Prompt: Copy each line of the records that contains the word "fuisse".

────────────────

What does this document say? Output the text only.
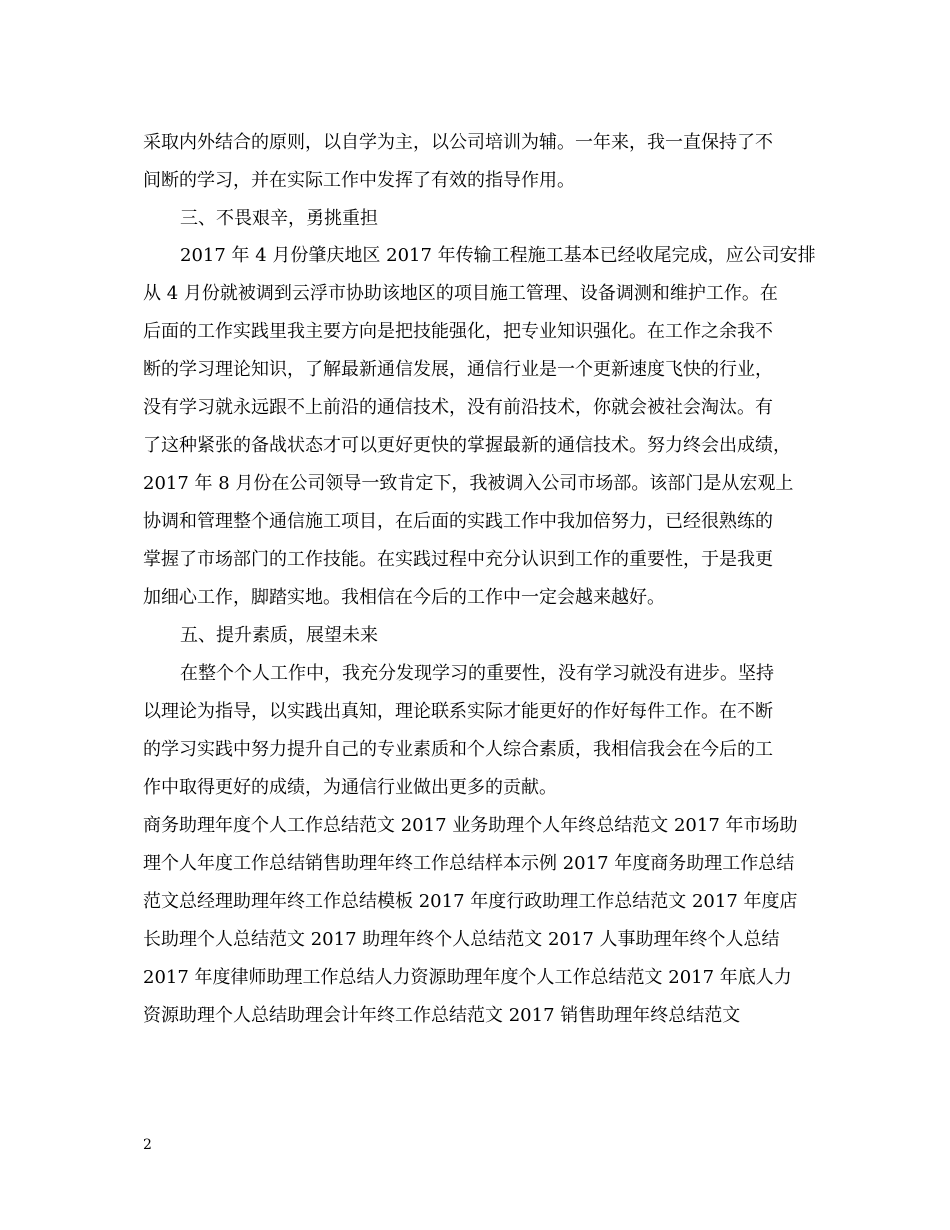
采取内外结合的原则，以自学为主，以公司培训为辅。一年来，我一直保持了不
间断的学习，并在实际工作中发挥了有效的指导作用。
三、不畏艰辛，勇挑重担
2017 年 4 月份肇庆地区 2017 年传输工程施工基本已经收尾完成，应公司安排
从 4 月份就被调到云浮市协助该地区的项目施工管理、设备调测和维护工作。在
后面的工作实践里我主要方向是把技能强化，把专业知识强化。在工作之余我不
断的学习理论知识，了解最新通信发展，通信行业是一个更新速度飞快的行业，
没有学习就永远跟不上前沿的通信技术，没有前沿技术，你就会被社会淘汰。有
了这种紧张的备战状态才可以更好更快的掌握最新的通信技术。努力终会出成绩，
2017 年 8 月份在公司领导一致肯定下，我被调入公司市场部。该部门是从宏观上
协调和管理整个通信施工项目，在后面的实践工作中我加倍努力，已经很熟练的
掌握了市场部门的工作技能。在实践过程中充分认识到工作的重要性，于是我更
加细心工作，脚踏实地。我相信在今后的工作中一定会越来越好。
五、提升素质，展望未来
在整个个人工作中，我充分发现学习的重要性，没有学习就没有进步。坚持
以理论为指导，以实践出真知，理论联系实际才能更好的作好每件工作。在不断
的学习实践中努力提升自己的专业素质和个人综合素质，我相信我会在今后的工
作中取得更好的成绩，为通信行业做出更多的贡献。
商务助理年度个人工作总结范文 2017 业务助理个人年终总结范文 2017 年市场助
理个人年度工作总结销售助理年终工作总结样本示例 2017 年度商务助理工作总结
范文总经理助理年终工作总结模板 2017 年度行政助理工作总结范文 2017 年度店
长助理个人总结范文 2017 助理年终个人总结范文 2017 人事助理年终个人总结
2017 年度律师助理工作总结人力资源助理年度个人工作总结范文 2017 年底人力
资源助理个人总结助理会计年终工作总结范文 2017 销售助理年终总结范文
2
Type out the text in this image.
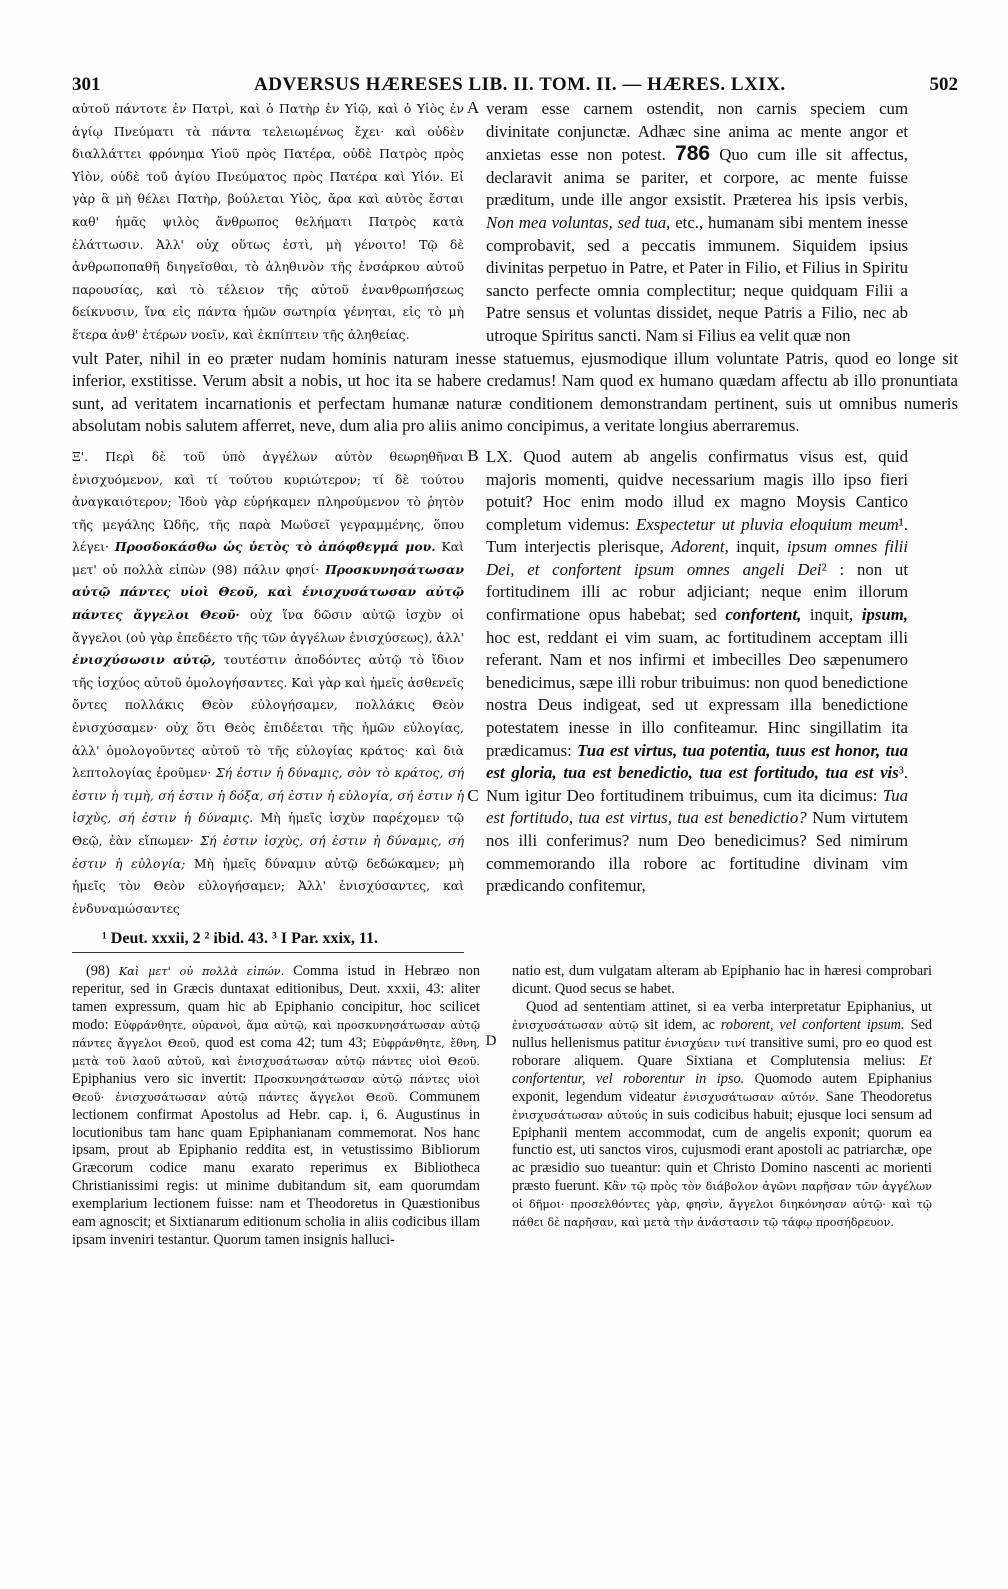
301	ADVERSUS HÆRESES LIB. II. TOM. II. — HÆRES. LXIX.	502

αὐτοῦ πάντοτε ἐν Πατρὶ, καὶ ὁ Πατὴρ ἐν Υἱῷ, καὶ ὁ Υἱὸς ἐν ἁγίῳ Πνεύματι τὰ πάντα τελειωμένως ἔχει· καὶ οὐδὲν διαλλάττει φρόνημα Υἱοῦ πρὸς Πατέρα, οὐδὲ Πατρὸς πρὸς Υἱὸν, οὐδὲ τοῦ ἁγίου Πνεύματος πρὸς Πατέρα καὶ Υἱόν. Εἰ γὰρ ἃ μὴ θέλει Πατὴρ, βούλεται Υἱὸς, ἄρα καὶ αὐτὸς ἔσται καθ' ἡμᾶς ψιλὸς ἄνθρωπος θελήματι Πατρὸς κατὰ ἐλάττωσιν. Ἀλλ' οὐχ οὕτως ἐστὶ, μὴ γένοιτο! Τῷ δὲ ἀνθρωποπαθῆ διηγεῖσθαι, τὸ ἀληθινὸν τῆς ἐνσάρκου αὐτοῦ παρουσίας, καὶ τὸ τέλειον τῆς αὐτοῦ ἐνανθρωπήσεως δείκνυσιν, ἵνα εἰς πάντα ἡμῶν σωτηρία γένηται, εἰς τὸ μὴ ἕτερα ἀνθ' ἑτέρων νοεῖν, καὶ ἐκπίπτειν τῆς ἀληθείας.

A veram esse carnem ostendit, non carnis speciem cum divinitate conjunctæ. Adhæc sine anima ac mente angor et anxietas esse non potest. 786 Quo cum ille sit affectus, declaravit anima se pariter, et corpore, ac mente fuisse præditum, unde ille angor exsistit. Præterea his ipsis verbis, Non mea voluntas, sed tua, etc., humanam sibi mentem inesse comprobavit, sed a peccatis immunem. Siquidem ipsius divinitas perpetuo in Patre, et Pater in Filio, et Filius in Spiritu sancto perfecte omnia complectitur; neque quidquam Filii a Patre sensus et voluntas dissidet, neque Patris a Filio, nec ab utroque Spiritus sancti. Nam si Filius ea velit quæ non

vult Pater, nihil in eo præter nudam hominis naturam inesse statuemus, ejusmodique illum voluntate Patris, quod eo longe sit inferior, exstitisse. Verum absit a nobis, ut hoc ita se habere credamus! Nam quod ex humano quædam affectu ab illo pronuntiata sunt, ad veritatem incarnationis et perfectam humanæ naturæ conditionem demonstrandam pertinent, suis ut omnibus numeris absolutam nobis salutem afferret, neve, dum alia pro aliis animo concipimus, a veritate longius aberraremus.

Ξ'. Περὶ δὲ τοῦ ὑπὸ ἀγγέλων αὐτὸν θεωρηθῆναι ἐνισχυόμενον, καὶ τί τούτου κυριώτερον; τί δὲ τούτου ἀναγκαιότερον; Ἰδοὺ γὰρ εὑρήκαμεν πληρούμενον τὸ ῥητὸν τῆς μεγάλης Ὠδῆς, τῆς παρὰ Μωϋσεῖ γεγραμμένης, ὅπου λέγει· Προσδοκάσθω ὡς ὑετὸς τὸ ἀπόφθεγμά μου. Καὶ μετ' οὐ πολλὰ εἰπὼν (98) πάλιν φησί· Προσκυνησάτωσαν αὐτῷ πάντες υἱοὶ Θεοῦ, καὶ ἐνισχυσάτωσαν αὐτῷ πάντες ἄγγελοι Θεοῦ· οὐχ ἵνα δῶσιν αὐτῷ ἰσχὺν οἱ ἄγγελοι (οὐ γὰρ ἐπεδέετο τῆς τῶν ἀγγέλων ἐνισχύσεως), ἀλλ' ἐνισχύσωσιν αὐτῷ, τουτέστιν ἀποδόντες αὐτῷ τὸ ἴδιον τῆς ἰσχύος αὐτοῦ ὁμολογήσαντες. Καὶ γὰρ καὶ ἡμεῖς ἀσθενεῖς ὄντες πολλάκις Θεὸν εὐλογήσαμεν, πολλάκις Θεὸν ἐνισχύσαμεν· οὐχ ὅτι Θεὸς ἐπιδέεται τῆς ἡμῶν εὐλογίας, ἀλλ' ὁμολογοῦντες αὐτοῦ τὸ τῆς εὐλογίας κράτος· καὶ διὰ λεπτολογίας ἐροῦμεν· Σή ἐστιν ἡ δύναμις, σὸν τὸ κράτος, σή ἐστιν ἡ τιμὴ, σή ἐστιν ἡ δόξα, σή ἐστιν ἡ εὐλογία, σή ἐστιν ἡ ἰσχὺς, σή ἐστιν ἡ δύναμις. Μὴ ἡμεῖς ἰσχὺν παρέχομεν τῷ Θεῷ, ἐὰν εἴπωμεν· Σή ἐστιν ἰσχὺς, σή ἐστιν ἡ δύναμις, σή ἐστιν ἡ εὐλογία; Μὴ ἡμεῖς δύναμιν αὐτῷ δεδώκαμεν; μὴ ἡμεῖς τὸν Θεὸν εὐλογήσαμεν; Ἀλλ' ἐνισχύσαντες, καὶ ἐνδυναμώσαντες

B
C

LX. Quod autem ab angelis confirmatus visus est, quid majoris momenti, quidve necessarium magis illo ipso fieri potuit? Hoc enim modo illud ex magno Moysis Cantico completum videmus: Exspectetur ut pluvia eloquium meum¹. Tum interjectis plerisque, Adorent, inquit, ipsum omnes filii Dei, et confortent ipsum omnes angeli Dei² : non ut fortitudinem illi ac robur adjiciant; neque enim illorum confirmatione opus habebat; sed confortent, inquit, ipsum, hoc est, reddant ei vim suam, ac fortitudinem acceptam illi referant. Nam et nos infirmi et imbecilles Deo sæpenumero benedicimus, sæpe illi robur tribuimus: non quod benedictione nostra Deus indigeat, sed ut expressam illa benedictione potestatem inesse in illo confiteamur. Hinc singillatim ita prædicamus: Tua est virtus, tua potentia, tuus est honor, tua est gloria, tua est benedictio, tua est fortitudo, tua est vis³. Num igitur Deo fortitudinem tribuimus, cum ita dicimus: Tua est fortitudo, tua est virtus, tua est benedictio? Num virtutem nos illi conferimus? num Deo benedicimus? Sed nimirum commemorando illa robore ac fortitudine divinam vim prædicando confitemur,

¹ Deut. xxxii, 2 ² ibid. 43. ³ I Par. xxix, 11.

(98) Καὶ μετ' οὐ πολλὰ εἰπών. Comma istud in Hebræo non reperitur, sed in Græcis duntaxat editionibus, Deut. xxxii, 43: aliter tamen expressum, quam hic ab Epiphanio concipitur, hoc scilicet modo: Εὐφράνθητε, οὐρανοὶ, ἅμα αὐτῷ, καὶ προσκυνησάτωσαν αὐτῷ πάντες ἄγγελοι Θεοῦ, quod est coma 42; tum 43; Εὐφράνθητε, ἔθνη, μετὰ τοῦ λαοῦ αὐτοῦ, καὶ ἐνισχυσάτωσαν αὐτῷ πάντες υἱοὶ Θεοῦ. Epiphanius vero sic invertit: Προσκυνησάτωσαν αὐτῷ πάντες υἱοὶ Θεοῦ· ἐνισχυσάτωσαν αὐτῷ πάντες ἄγγελοι Θεοῦ. Communem lectionem confirmat Apostolus ad Hebr. cap. i, 6. Augustinus in locutionibus tam hanc quam Epiphanianam commemorat. Nos hanc ipsam, prout ab Epiphanio reddita est, in vetustissimo Bibliorum Græcorum codice manu exarato reperimus ex Bibliotheca Christianissimi regis: ut minime dubitandum sit, eam quorumdam exemplarium lectionem fuisse: nam et Theodoretus in Quæstionibus eam agnoscit; et Sixtianarum editionum scholia in aliis codicibus illam ipsam inveniri testantur. Quorum tamen insignis halluci-

D

natio est, dum vulgatam alteram ab Epiphanio hac in hæresi comprobari dicunt. Quod secus se habet.

Quod ad sententiam attinet, si ea verba interpretatur Epiphanius, ut ἐνισχυσάτωσαν αὐτῷ sit idem, ac roborent, vel confortent ipsum. Sed nullus hellenismus patitur ἐνισχύειν τινί transitive sumi, pro eo quod est roborare aliquem. Quare Sixtiana et Complutensia melius: Et confortentur, vel roborentur in ipso. Quomodo autem Epiphanius exponit, legendum videatur ἐνισχυσάτωσαν αὐτόν. Sane Theodoretus ἐνισχυσάτωσαν αὐτούς in suis codicibus habuit; ejusque loci sensum ad Epiphanii mentem accommodat, cum de angelis exponit; quorum ea functio est, uti sanctos viros, cujusmodi erant apostoli ac patriarchæ, ope ac præsidio suo tueantur: quin et Christo Domino nascenti ac morienti præsto fuerunt. Κἂν τῷ πρὸς τὸν διάβολον ἀγῶνι παρῆσαν τῶν ἀγγέλων οἱ δῆμοι· προσελθόντες γὰρ, φησὶν, ἄγγελοι διηκόνησαν αὐτῷ· καὶ τῷ πάθει δὲ παρῆσαν, καὶ μετὰ τὴν ἀνάστασιν τῷ τάφῳ προσήδρευον.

────────────────

Task result:
A veram esse carnem ostendit, non carnis speciem cum divinitate conjunctæ. Adhæc sine anima ac mente angor et anxietas esse non potest. 786 Quo cum ille sit affectus, declaravit anima se pariter, et corpore, ac mente fuisse præditum, unde ille angor exsistit. Præterea his ipsis verbis, Non mea voluntas, sed tua, etc., humanam sibi mentem inesse comprobavit, sed a peccatis immunem. Siquidem ipsius divinitas perpetuo in Patre, et Pater in Filio, et Filius in Spiritu sancto perfecte omnia complectitur; neque quidquam Filii a Patre sensus et voluntas dissidet, neque Patris a Filio, nec ab utroque Spiritus sancti. Nam si Filius ea velit quæ non
(98) Καὶ μετ' οὐ πολλὰ εἰπών. Comma istud in Hebræo non reperitur, sed in Græcis duntaxat editionibus, Deut. xxxii, 43: aliter tamen expressum, quam hic ab Epiphanio concipitur, hoc scilicet modo: Εὐφράνθητε, οὐρανοὶ, ἅμα αὐτῷ, καὶ προσκυνησάτωσαν αὐτῷ πάντες ἄγγελοι Θεοῦ, quod est coma 42; tum 43; Εὐφράνθητε, ἔθνη, μετὰ τοῦ λαοῦ αὐτοῦ, καὶ ἐνισχυσάτωσαν αὐτῷ πάντες υἱοὶ Θεοῦ. Epiphanius vero sic invertit: Προσκυνησάτωσαν αὐτῷ πάντες υἱοὶ Θεοῦ· ἐνισχυσάτωσαν αὐτῷ πάντες ἄγγελοι Θεοῦ. Communem lectionem confirmat Apostolus ad Hebr. cap. i, 6. Augustinus in locutionibus tam hanc quam Epiphanianam commemorat. Nos hanc ipsam, prout ab Epiphanio reddita est, in vetustissimo Bibliorum Græcorum codice manu exarato reperimus ex Bibliotheca Christianissimi regis: ut minime dubitandum sit, eam quorumdam exemplarium lectionem fuisse: nam et Theodoretus in Quæstionibus eam agnoscit; et Sixtianarum editionum scholia in aliis codicibus illam ipsam inveniri testantur. Quorum tamen insignis halluci-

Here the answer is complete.